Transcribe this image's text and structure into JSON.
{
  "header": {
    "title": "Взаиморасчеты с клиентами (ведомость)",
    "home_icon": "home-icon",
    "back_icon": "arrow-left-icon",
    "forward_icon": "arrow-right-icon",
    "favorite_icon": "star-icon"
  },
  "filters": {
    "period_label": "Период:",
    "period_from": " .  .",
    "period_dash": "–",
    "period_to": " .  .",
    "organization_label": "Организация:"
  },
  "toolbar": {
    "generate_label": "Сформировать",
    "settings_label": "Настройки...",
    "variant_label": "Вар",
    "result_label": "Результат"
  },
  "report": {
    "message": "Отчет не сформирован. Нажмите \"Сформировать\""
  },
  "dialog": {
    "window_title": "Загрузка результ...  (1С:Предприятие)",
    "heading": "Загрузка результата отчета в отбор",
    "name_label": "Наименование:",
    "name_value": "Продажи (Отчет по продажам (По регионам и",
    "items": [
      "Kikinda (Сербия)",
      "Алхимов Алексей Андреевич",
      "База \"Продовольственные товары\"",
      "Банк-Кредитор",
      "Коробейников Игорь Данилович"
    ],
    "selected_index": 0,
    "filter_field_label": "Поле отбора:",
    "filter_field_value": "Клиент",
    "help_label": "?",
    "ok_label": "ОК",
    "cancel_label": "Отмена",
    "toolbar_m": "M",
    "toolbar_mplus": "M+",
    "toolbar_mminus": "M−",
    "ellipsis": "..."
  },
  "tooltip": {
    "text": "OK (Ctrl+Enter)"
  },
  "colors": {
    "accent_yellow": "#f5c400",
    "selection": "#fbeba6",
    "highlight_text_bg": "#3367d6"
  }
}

→ TASK DIRECTIONS
Retype the whole listing above exactly.

→ OUTPUT OF THE TASK
Transcribe this image's text and structure into JSON.
{
  "header": {
    "title": "Взаиморасчеты с клиентами (ведомость)",
    "home_icon": "home-icon",
    "back_icon": "arrow-left-icon",
    "forward_icon": "arrow-right-icon",
    "favorite_icon": "star-icon"
  },
  "filters": {
    "period_label": "Период:",
    "period_from": " .  .",
    "period_dash": "–",
    "period_to": " .  .",
    "organization_label": "Организация:"
  },
  "toolbar": {
    "generate_label": "Сформировать",
    "settings_label": "Настройки...",
    "variant_label": "Вар",
    "result_label": "Результат"
  },
  "report": {
    "message": "Отчет не сформирован. Нажмите \"Сформировать\""
  },
  "dialog": {
    "window_title": "Загрузка результ...  (1С:Предприятие)",
    "heading": "Загрузка результата отчета в отбор",
    "name_label": "Наименование:",
    "name_value": "Продажи (Отчет по продажам (По регионам и",
    "items": [
      "Kikinda (Сербия)",
      "Алхимов Алексей Андреевич",
      "База \"Продовольственные товары\"",
      "Банк-Кредитор",
      "Коробейников Игорь Данилович"
    ],
    "selected_index": 0,
    "filter_field_label": "Поле отбора:",
    "filter_field_value": "Клиент",
    "help_label": "?",
    "ok_label": "ОК",
    "cancel_label": "Отмена",
    "toolbar_m": "M",
    "toolbar_mplus": "M+",
    "toolbar_mminus": "M−",
    "ellipsis": "..."
  },
  "tooltip": {
    "text": "OK (Ctrl+Enter)"
  },
  "colors": {
    "accent_yellow": "#f5c400",
    "selection": "#fbeba6",
    "highlight_text_bg": "#3367d6"
  }
}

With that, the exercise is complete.